- Stated exercise
Copy each line of the entries that contains the word "REER".
──────────────────────────────
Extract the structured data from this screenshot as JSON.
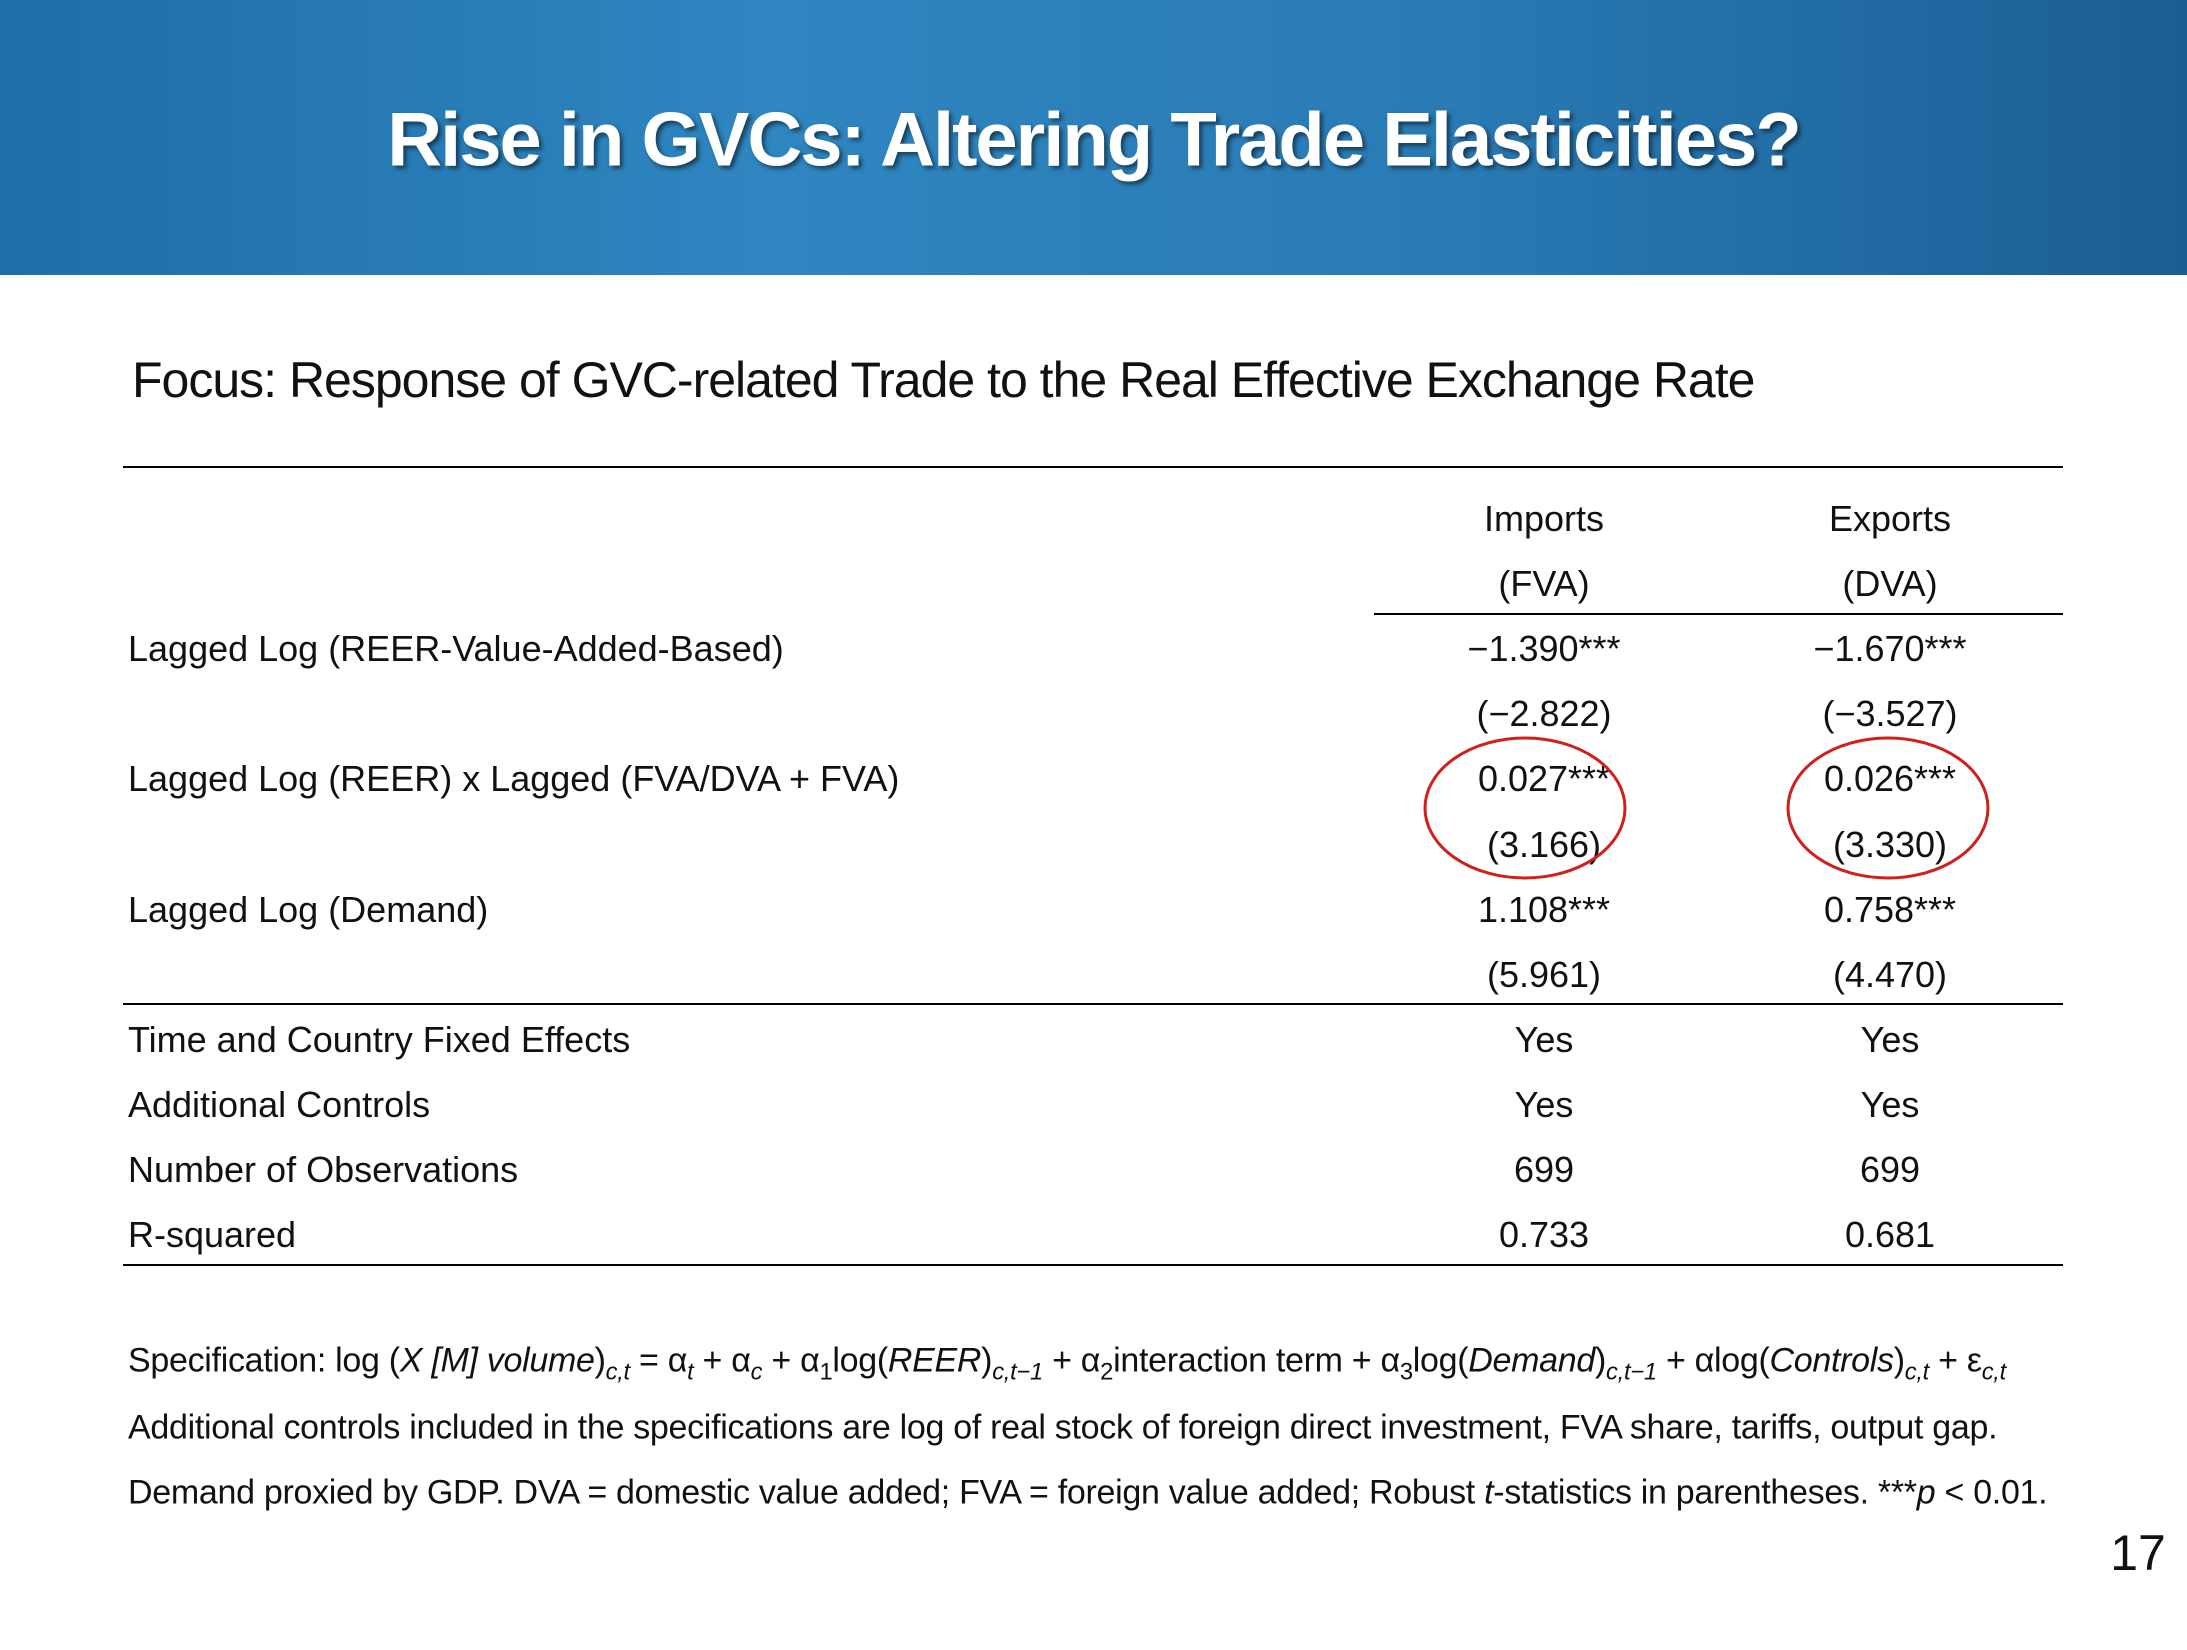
{
  "header": {
    "title": "Rise in GVCs:  Altering Trade Elasticities?"
  },
  "subtitle": "Focus:  Response of GVC-related Trade to the Real Effective Exchange Rate",
  "table": {
    "columns": [
      [
        "Imports",
        "(FVA)"
      ],
      [
        "Exports",
        "(DVA)"
      ]
    ],
    "rows": [
      {
        "label": "Lagged Log (REER-Value-Added-Based)",
        "cells": [
          [
            "−1.390***",
            "(−2.822)"
          ],
          [
            "−1.670***",
            "(−3.527)"
          ]
        ]
      },
      {
        "label": "Lagged Log (REER) x Lagged (FVA/DVA + FVA)",
        "cells": [
          [
            "0.027***",
            "(3.166)"
          ],
          [
            "0.026***",
            "(3.330)"
          ]
        ]
      },
      {
        "label": "Lagged Log (Demand)",
        "cells": [
          [
            "1.108***",
            "(5.961)"
          ],
          [
            "0.758***",
            "(4.470)"
          ]
        ]
      }
    ],
    "footer_rows": [
      {
        "label": "Time and Country Fixed Effects",
        "cells": [
          "Yes",
          "Yes"
        ]
      },
      {
        "label": "Additional Controls",
        "cells": [
          "Yes",
          "Yes"
        ]
      },
      {
        "label": "Number of Observations",
        "cells": [
          "699",
          "699"
        ]
      },
      {
        "label": "R-squared",
        "cells": [
          "0.733",
          "0.681"
        ]
      }
    ]
  },
  "notes": {
    "specification": [
      "Specification:  log (",
      "X [M] volume",
      ")",
      "c,t",
      " = α",
      "t",
      " + α",
      "c",
      " + α",
      "1",
      "log(",
      "REER",
      ")",
      "c,t−1",
      " + α",
      "2",
      "interaction term + α",
      "3",
      "log(",
      "Demand",
      ")",
      "c,t−1",
      " + αlog(",
      "Controls",
      ")",
      "c,t",
      " + ε",
      "c,t"
    ],
    "controls": "Additional controls included in the specifications are log of real stock of foreign direct investment, FVA share, tariffs, output gap.",
    "definitions": [
      "Demand proxied by GDP. DVA = domestic value added; FVA = foreign value added; Robust ",
      "t",
      "-statistics in parentheses. ***",
      "p",
      " < 0.01."
    ]
  },
  "page_number": "17"
}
──────────────────────────────
- Correct answer
        "label": "Lagged Log (REER-Value-Added-Based)",
        "label": "Lagged Log (REER) x Lagged (FVA/DVA + FVA)",
      "REER",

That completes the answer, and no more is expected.